>> start
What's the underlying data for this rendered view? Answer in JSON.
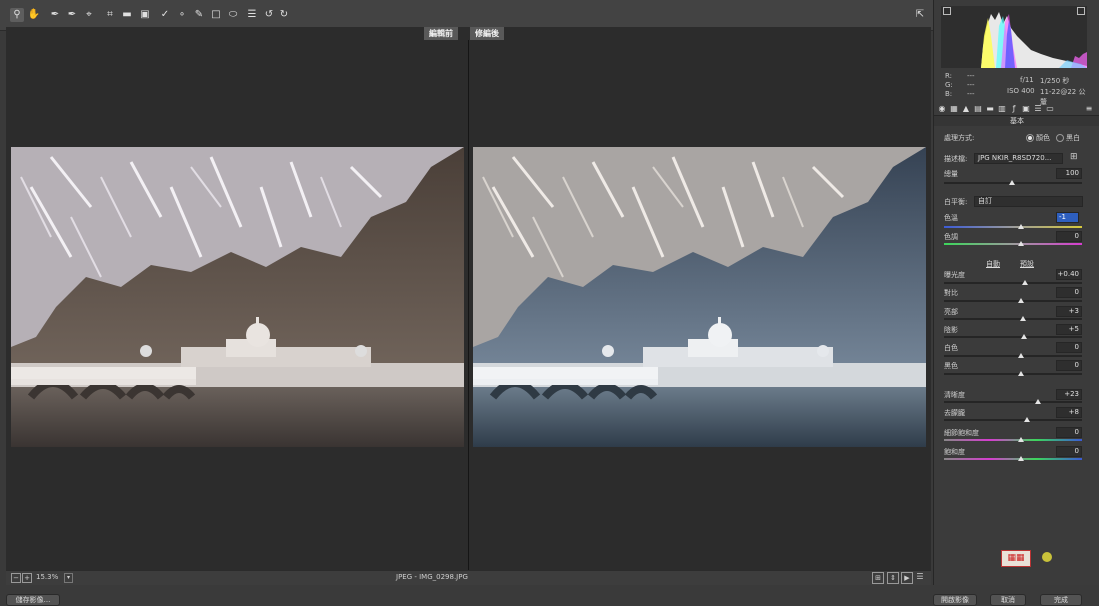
{
  "toolbar": {
    "tools": [
      "zoom-icon",
      "hand-icon",
      "white-balance-icon",
      "color-sampler-icon",
      "targeted-adjustment-icon",
      "crop-icon",
      "straighten-icon",
      "transform-icon",
      "spot-removal-icon",
      "red-eye-icon",
      "adjustment-brush-icon",
      "graduated-filter-icon",
      "radial-filter-icon",
      "preferences-icon",
      "rotate-left-icon",
      "rotate-right-icon"
    ],
    "right_icon": "fullscreen-icon"
  },
  "preview": {
    "before_label": "編輯前",
    "after_label": "修編後"
  },
  "bottombar": {
    "zoom": "15.3%",
    "filename": "JPEG - IMG_0298.JPG"
  },
  "histogram": {
    "r": "R:",
    "r_val": "---",
    "g": "G:",
    "g_val": "---",
    "b": "B:",
    "b_val": "---",
    "aperture": "f/11",
    "shutter": "1/250 秒",
    "iso": "ISO 400",
    "lens": "11-22@22 公釐"
  },
  "panel": {
    "section_title": "基本",
    "treatment_label": "處理方式:",
    "treatment_color": "顏色",
    "treatment_bw": "黑白",
    "profile_label": "描述檔:",
    "profile_value": "JPG NKIR_R8SD720...",
    "amount_label": "總量",
    "amount_value": "100",
    "wb_label": "白平衡:",
    "wb_value": "自訂",
    "temp_label": "色溫",
    "temp_value": "-1",
    "tint_label": "色調",
    "tint_value": "0",
    "auto_link": "自動",
    "default_link": "預設",
    "exposure_label": "曝光度",
    "exposure_value": "+0.40",
    "contrast_label": "對比",
    "contrast_value": "0",
    "highlights_label": "亮部",
    "highlights_value": "+3",
    "shadows_label": "陰影",
    "shadows_value": "+5",
    "whites_label": "白色",
    "whites_value": "0",
    "blacks_label": "黑色",
    "blacks_value": "0",
    "clarity_label": "清晰度",
    "clarity_value": "+23",
    "dehaze_label": "去朦朧",
    "dehaze_value": "+8",
    "vibrance_label": "細節飽和度",
    "vibrance_value": "0",
    "saturation_label": "飽和度",
    "saturation_value": "0"
  },
  "footer": {
    "save_label": "儲存影像...",
    "open_label": "開啟影像",
    "cancel_label": "取消",
    "done_label": "完成"
  }
}
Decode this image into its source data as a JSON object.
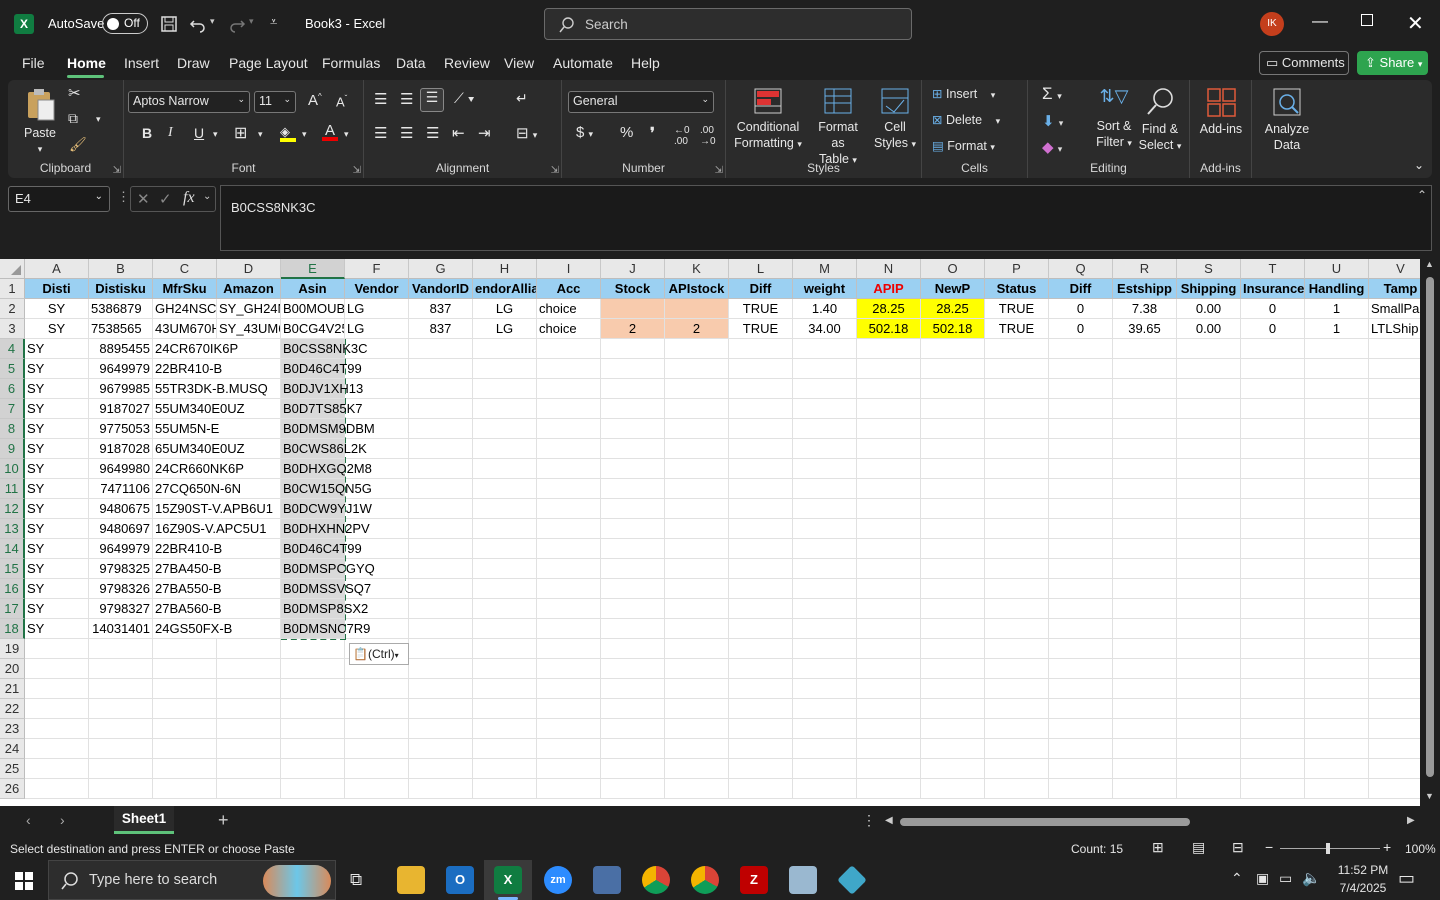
{
  "title": {
    "autosave": "AutoSave",
    "toggle": "Off",
    "doc": "Book3",
    "app": "Excel",
    "search": "Search",
    "avatar": "IK"
  },
  "menu": [
    "File",
    "Home",
    "Insert",
    "Draw",
    "Page Layout",
    "Formulas",
    "Data",
    "Review",
    "View",
    "Automate",
    "Help"
  ],
  "actions": {
    "comments": "Comments",
    "share": "Share"
  },
  "ribbon": {
    "clipboard": {
      "paste": "Paste",
      "label": "Clipboard"
    },
    "font": {
      "name": "Aptos Narrow",
      "size": "11",
      "bold": "B",
      "italic": "I",
      "underline": "U",
      "label": "Font"
    },
    "alignment": {
      "label": "Alignment"
    },
    "number": {
      "format": "General",
      "label": "Number"
    },
    "styles": {
      "conditional": "Conditional",
      "formatting": "Formatting",
      "formatas": "Format as",
      "table": "Table",
      "cell": "Cell",
      "cellstyles": "Styles",
      "label": "Styles"
    },
    "cells": {
      "insert": "Insert",
      "delete": "Delete",
      "format": "Format",
      "label": "Cells"
    },
    "editing": {
      "sort": "Sort &",
      "filter": "Filter",
      "find": "Find &",
      "select": "Select",
      "label": "Editing"
    },
    "addins": {
      "addins": "Add-ins",
      "label": "Add-ins",
      "analyze": "Analyze",
      "data": "Data"
    }
  },
  "namebox": "E4",
  "formula": "B0CSS8NK3C",
  "columns": [
    "A",
    "B",
    "C",
    "D",
    "E",
    "F",
    "G",
    "H",
    "I",
    "J",
    "K",
    "L",
    "M",
    "N",
    "O",
    "P",
    "Q",
    "R",
    "S",
    "T",
    "U",
    "V"
  ],
  "headers": [
    "Disti",
    "Distisku",
    "MfrSku",
    "Amazon",
    "Asin",
    "Vendor",
    "VandorID",
    "endorAllia",
    "Acc",
    "Stock",
    "APIstock",
    "Diff",
    "weight",
    "APIP",
    "NewP",
    "Status",
    "Diff",
    "Estshipp",
    "Shipping",
    "Insurance",
    "Handling",
    "Tamp"
  ],
  "row2": [
    "SY",
    "5386879",
    "GH24NSC0",
    "SY_GH24N",
    "B00MOUB",
    "LG",
    "837",
    "LG",
    "choice",
    "",
    "",
    "TRUE",
    "1.40",
    "28.25",
    "28.25",
    "TRUE",
    "0",
    "7.38",
    "0.00",
    "0",
    "1",
    "SmallPa"
  ],
  "row3": [
    "SY",
    "7538565",
    "43UM670H",
    "SY_43UM6",
    "B0CG4V25",
    "LG",
    "837",
    "LG",
    "choice",
    "2",
    "2",
    "TRUE",
    "34.00",
    "502.18",
    "502.18",
    "TRUE",
    "0",
    "39.65",
    "0.00",
    "0",
    "1",
    "LTLShip"
  ],
  "rows": [
    [
      "SY",
      "8895455",
      "24CR670IK6P",
      "B0CSS8NK3C"
    ],
    [
      "SY",
      "9649979",
      "22BR410-B",
      "B0D46C4T99"
    ],
    [
      "SY",
      "9679985",
      "55TR3DK-B.MUSQ",
      "B0DJV1XH13"
    ],
    [
      "SY",
      "9187027",
      "55UM340E0UZ",
      "B0D7TS85K7"
    ],
    [
      "SY",
      "9775053",
      "55UM5N-E",
      "B0DMSM9DBM"
    ],
    [
      "SY",
      "9187028",
      "65UM340E0UZ",
      "B0CWS86L2K"
    ],
    [
      "SY",
      "9649980",
      "24CR660NK6P",
      "B0DHXGQ2M8"
    ],
    [
      "SY",
      "7471106",
      "27CQ650N-6N",
      "B0CW15QN5G"
    ],
    [
      "SY",
      "9480675",
      "15Z90ST-V.APB6U1",
      "B0DCW9YJ1W"
    ],
    [
      "SY",
      "9480697",
      "16Z90S-V.APC5U1",
      "B0DHXHN2PV"
    ],
    [
      "SY",
      "9649979",
      "22BR410-B",
      "B0D46C4T99"
    ],
    [
      "SY",
      "9798325",
      "27BA450-B",
      "B0DMSPCGYQ"
    ],
    [
      "SY",
      "9798326",
      "27BA550-B",
      "B0DMSSVSQ7"
    ],
    [
      "SY",
      "9798327",
      "27BA560-B",
      "B0DMSP8SX2"
    ],
    [
      "SY",
      "14031401",
      "24GS50FX-B",
      "B0DMSNC7R9"
    ]
  ],
  "rownums": [
    "1",
    "2",
    "3",
    "4",
    "5",
    "6",
    "7",
    "8",
    "9",
    "10",
    "11",
    "12",
    "13",
    "14",
    "15",
    "16",
    "17",
    "18",
    "19",
    "20",
    "21",
    "22",
    "23",
    "24",
    "25",
    "26"
  ],
  "paste_options": "(Ctrl)",
  "sheet": "Sheet1",
  "status": {
    "msg": "Select destination and press ENTER or choose Paste",
    "count": "Count: 15",
    "zoom": "100%"
  },
  "taskbar": {
    "search": "Type here to search",
    "time": "11:52 PM",
    "date": "7/4/2025"
  },
  "colors": {
    "header_fill": "#9bd0f2",
    "salmon": "#f8cbad",
    "yellow": "#ffff00",
    "share": "#2ea44f",
    "excel": "#107c41"
  }
}
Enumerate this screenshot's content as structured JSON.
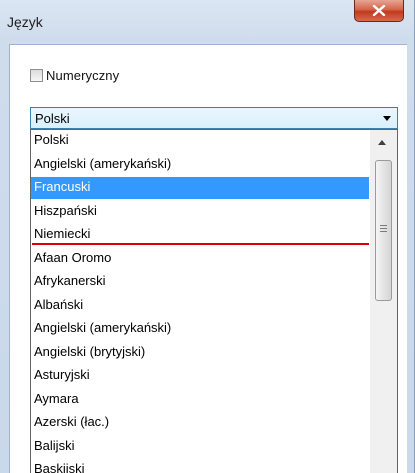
>> end
** Requirement **
Print every entry above again without changing a word, and omit the pictures.

** Finished task **
What's the underlying data for this rendered view? Answer in JSON.
{
  "toolbar": {
    "tools": [
      "zoom-icon",
      "hand-icon",
      "white-balance-icon",
      "color-sampler-icon",
      "targeted-adjustment-icon",
      "crop-icon",
      "straighten-icon",
      "transform-icon",
      "spot-removal-icon",
      "red-eye-icon",
      "adjustment-brush-icon",
      "graduated-filter-icon",
      "radial-filter-icon",
      "preferences-icon",
      "rotate-left-icon",
      "rotate-right-icon"
    ],
    "right_icon": "fullscreen-icon"
  },
  "preview": {
    "before_label": "編輯前",
    "after_label": "修編後"
  },
  "bottombar": {
    "zoom": "15.3%",
    "filename": "JPEG - IMG_0298.JPG"
  },
  "histogram": {
    "r": "R:",
    "r_val": "---",
    "g": "G:",
    "g_val": "---",
    "b": "B:",
    "b_val": "---",
    "aperture": "f/11",
    "shutter": "1/250 秒",
    "iso": "ISO 400",
    "lens": "11-22@22 公釐"
  },
  "panel": {
    "section_title": "基本",
    "treatment_label": "處理方式:",
    "treatment_color": "顏色",
    "treatment_bw": "黑白",
    "profile_label": "描述檔:",
    "profile_value": "JPG NKIR_R8SD720...",
    "amount_label": "總量",
    "amount_value": "100",
    "wb_label": "白平衡:",
    "wb_value": "自訂",
    "temp_label": "色溫",
    "temp_value": "-1",
    "tint_label": "色調",
    "tint_value": "0",
    "auto_link": "自動",
    "default_link": "預設",
    "exposure_label": "曝光度",
    "exposure_value": "+0.40",
    "contrast_label": "對比",
    "contrast_value": "0",
    "highlights_label": "亮部",
    "highlights_value": "+3",
    "shadows_label": "陰影",
    "shadows_value": "+5",
    "whites_label": "白色",
    "whites_value": "0",
    "blacks_label": "黑色",
    "blacks_value": "0",
    "clarity_label": "清晰度",
    "clarity_value": "+23",
    "dehaze_label": "去朦朧",
    "dehaze_value": "+8",
    "vibrance_label": "細節飽和度",
    "vibrance_value": "0",
    "saturation_label": "飽和度",
    "saturation_value": "0"
  },
  "footer": {
    "save_label": "儲存影像...",
    "open_label": "開啟影像",
    "cancel_label": "取消",
    "done_label": "完成"
  }
}
Decode this image into its source data as a JSON object.
{
  "title": {
    "autosave": "AutoSave",
    "toggle": "Off",
    "doc": "Book3",
    "app": "Excel",
    "search": "Search",
    "avatar": "IK"
  },
  "menu": [
    "File",
    "Home",
    "Insert",
    "Draw",
    "Page Layout",
    "Formulas",
    "Data",
    "Review",
    "View",
    "Automate",
    "Help"
  ],
  "actions": {
    "comments": "Comments",
    "share": "Share"
  },
  "ribbon": {
    "clipboard": {
      "paste": "Paste",
      "label": "Clipboard"
    },
    "font": {
      "name": "Aptos Narrow",
      "size": "11",
      "bold": "B",
      "italic": "I",
      "underline": "U",
      "label": "Font"
    },
    "alignment": {
      "label": "Alignment"
    },
    "number": {
      "format": "General",
      "label": "Number"
    },
    "styles": {
      "conditional": "Conditional",
      "formatting": "Formatting",
      "formatas": "Format as",
      "table": "Table",
      "cell": "Cell",
      "cellstyles": "Styles",
      "label": "Styles"
    },
    "cells": {
      "insert": "Insert",
      "delete": "Delete",
      "format": "Format",
      "label": "Cells"
    },
    "editing": {
      "sort": "Sort &",
      "filter": "Filter",
      "find": "Find &",
      "select": "Select",
      "label": "Editing"
    },
    "addins": {
      "addins": "Add-ins",
      "label": "Add-ins",
      "analyze": "Analyze",
      "data": "Data"
    }
  },
  "namebox": "E4",
  "formula": "B0CSS8NK3C",
  "columns": [
    "A",
    "B",
    "C",
    "D",
    "E",
    "F",
    "G",
    "H",
    "I",
    "J",
    "K",
    "L",
    "M",
    "N",
    "O",
    "P",
    "Q",
    "R",
    "S",
    "T",
    "U",
    "V"
  ],
  "headers": [
    "Disti",
    "Distisku",
    "MfrSku",
    "Amazon",
    "Asin",
    "Vendor",
    "VandorID",
    "endorAllia",
    "Acc",
    "Stock",
    "APIstock",
    "Diff",
    "weight",
    "APIP",
    "NewP",
    "Status",
    "Diff",
    "Estshipp",
    "Shipping",
    "Insurance",
    "Handling",
    "Tamp"
  ],
  "row2": [
    "SY",
    "5386879",
    "GH24NSC0",
    "SY_GH24N",
    "B00MOUB",
    "LG",
    "837",
    "LG",
    "choice",
    "",
    "",
    "TRUE",
    "1.40",
    "28.25",
    "28.25",
    "TRUE",
    "0",
    "7.38",
    "0.00",
    "0",
    "1",
    "SmallPa"
  ],
  "row3": [
    "SY",
    "7538565",
    "43UM670H",
    "SY_43UM6",
    "B0CG4V25",
    "LG",
    "837",
    "LG",
    "choice",
    "2",
    "2",
    "TRUE",
    "34.00",
    "502.18",
    "502.18",
    "TRUE",
    "0",
    "39.65",
    "0.00",
    "0",
    "1",
    "LTLShip"
  ],
  "rows": [
    [
      "SY",
      "8895455",
      "24CR670IK6P",
      "B0CSS8NK3C"
    ],
    [
      "SY",
      "9649979",
      "22BR410-B",
      "B0D46C4T99"
    ],
    [
      "SY",
      "9679985",
      "55TR3DK-B.MUSQ",
      "B0DJV1XH13"
    ],
    [
      "SY",
      "9187027",
      "55UM340E0UZ",
      "B0D7TS85K7"
    ],
    [
      "SY",
      "9775053",
      "55UM5N-E",
      "B0DMSM9DBM"
    ],
    [
      "SY",
      "9187028",
      "65UM340E0UZ",
      "B0CWS86L2K"
    ],
    [
      "SY",
      "9649980",
      "24CR660NK6P",
      "B0DHXGQ2M8"
    ],
    [
      "SY",
      "7471106",
      "27CQ650N-6N",
      "B0CW15QN5G"
    ],
    [
      "SY",
      "9480675",
      "15Z90ST-V.APB6U1",
      "B0DCW9YJ1W"
    ],
    [
      "SY",
      "9480697",
      "16Z90S-V.APC5U1",
      "B0DHXHN2PV"
    ],
    [
      "SY",
      "9649979",
      "22BR410-B",
      "B0D46C4T99"
    ],
    [
      "SY",
      "9798325",
      "27BA450-B",
      "B0DMSPCGYQ"
    ],
    [
      "SY",
      "9798326",
      "27BA550-B",
      "B0DMSSVSQ7"
    ],
    [
      "SY",
      "9798327",
      "27BA560-B",
      "B0DMSP8SX2"
    ],
    [
      "SY",
      "14031401",
      "24GS50FX-B",
      "B0DMSNC7R9"
    ]
  ],
  "rownums": [
    "1",
    "2",
    "3",
    "4",
    "5",
    "6",
    "7",
    "8",
    "9",
    "10",
    "11",
    "12",
    "13",
    "14",
    "15",
    "16",
    "17",
    "18",
    "19",
    "20",
    "21",
    "22",
    "23",
    "24",
    "25",
    "26"
  ],
  "paste_options": "(Ctrl)",
  "sheet": "Sheet1",
  "status": {
    "msg": "Select destination and press ENTER or choose Paste",
    "count": "Count: 15",
    "zoom": "100%"
  },
  "taskbar": {
    "search": "Type here to search",
    "time": "11:52 PM",
    "date": "7/4/2025"
  },
  "colors": {
    "header_fill": "#9bd0f2",
    "salmon": "#f8cbad",
    "yellow": "#ffff00",
    "share": "#2ea44f",
    "excel": "#107c41"
  }
}
Enumerate this screenshot's content as structured JSON.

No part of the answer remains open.